** START OF Supplied records **

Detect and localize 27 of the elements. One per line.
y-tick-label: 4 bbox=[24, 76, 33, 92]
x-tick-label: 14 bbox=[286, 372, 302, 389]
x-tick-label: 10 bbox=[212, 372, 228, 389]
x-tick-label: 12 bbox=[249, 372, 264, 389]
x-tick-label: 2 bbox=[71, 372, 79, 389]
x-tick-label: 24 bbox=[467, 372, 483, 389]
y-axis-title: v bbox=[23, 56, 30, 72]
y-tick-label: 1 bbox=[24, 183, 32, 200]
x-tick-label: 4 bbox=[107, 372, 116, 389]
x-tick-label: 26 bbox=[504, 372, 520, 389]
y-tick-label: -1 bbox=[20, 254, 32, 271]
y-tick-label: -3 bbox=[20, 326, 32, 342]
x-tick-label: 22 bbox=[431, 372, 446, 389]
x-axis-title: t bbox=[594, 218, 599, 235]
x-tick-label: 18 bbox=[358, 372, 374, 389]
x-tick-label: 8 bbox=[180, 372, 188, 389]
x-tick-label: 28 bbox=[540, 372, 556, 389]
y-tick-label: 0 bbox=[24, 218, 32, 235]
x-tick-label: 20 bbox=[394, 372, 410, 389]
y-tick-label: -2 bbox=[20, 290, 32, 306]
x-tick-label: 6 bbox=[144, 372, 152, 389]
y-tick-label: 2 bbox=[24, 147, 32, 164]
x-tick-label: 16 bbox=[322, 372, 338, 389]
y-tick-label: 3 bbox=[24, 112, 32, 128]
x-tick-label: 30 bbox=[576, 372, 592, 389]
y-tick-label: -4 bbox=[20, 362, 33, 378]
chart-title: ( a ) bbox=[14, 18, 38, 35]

** END OF Supplied records **

#### [Exercise prompt]
Reproduce the material above line for line, keeping every character unchanged.

#### [Solved exercise]
Detect and localize 27 of the elements. One per line.
y-tick-label: 4 bbox=[24, 76, 33, 92]
x-tick-label: 14 bbox=[286, 372, 302, 389]
x-tick-label: 10 bbox=[212, 372, 228, 389]
x-tick-label: 12 bbox=[249, 372, 264, 389]
x-tick-label: 2 bbox=[71, 372, 79, 389]
x-tick-label: 24 bbox=[467, 372, 483, 389]
y-axis-title: v bbox=[23, 56, 30, 72]
y-tick-label: 1 bbox=[24, 183, 32, 200]
x-tick-label: 4 bbox=[107, 372, 116, 389]
x-tick-label: 26 bbox=[504, 372, 520, 389]
y-tick-label: -1 bbox=[20, 254, 32, 271]
y-tick-label: -3 bbox=[20, 326, 32, 342]
x-tick-label: 22 bbox=[431, 372, 446, 389]
x-axis-title: t bbox=[594, 218, 599, 235]
x-tick-label: 18 bbox=[358, 372, 374, 389]
x-tick-label: 8 bbox=[180, 372, 188, 389]
x-tick-label: 28 bbox=[540, 372, 556, 389]
y-tick-label: 0 bbox=[24, 218, 32, 235]
x-tick-label: 20 bbox=[394, 372, 410, 389]
y-tick-label: -2 bbox=[20, 290, 32, 306]
x-tick-label: 6 bbox=[144, 372, 152, 389]
y-tick-label: 2 bbox=[24, 147, 32, 164]
x-tick-label: 16 bbox=[322, 372, 338, 389]
y-tick-label: 3 bbox=[24, 112, 32, 128]
x-tick-label: 30 bbox=[576, 372, 592, 389]
y-tick-label: -4 bbox=[20, 362, 33, 378]
chart-title: ( a ) bbox=[14, 18, 38, 35]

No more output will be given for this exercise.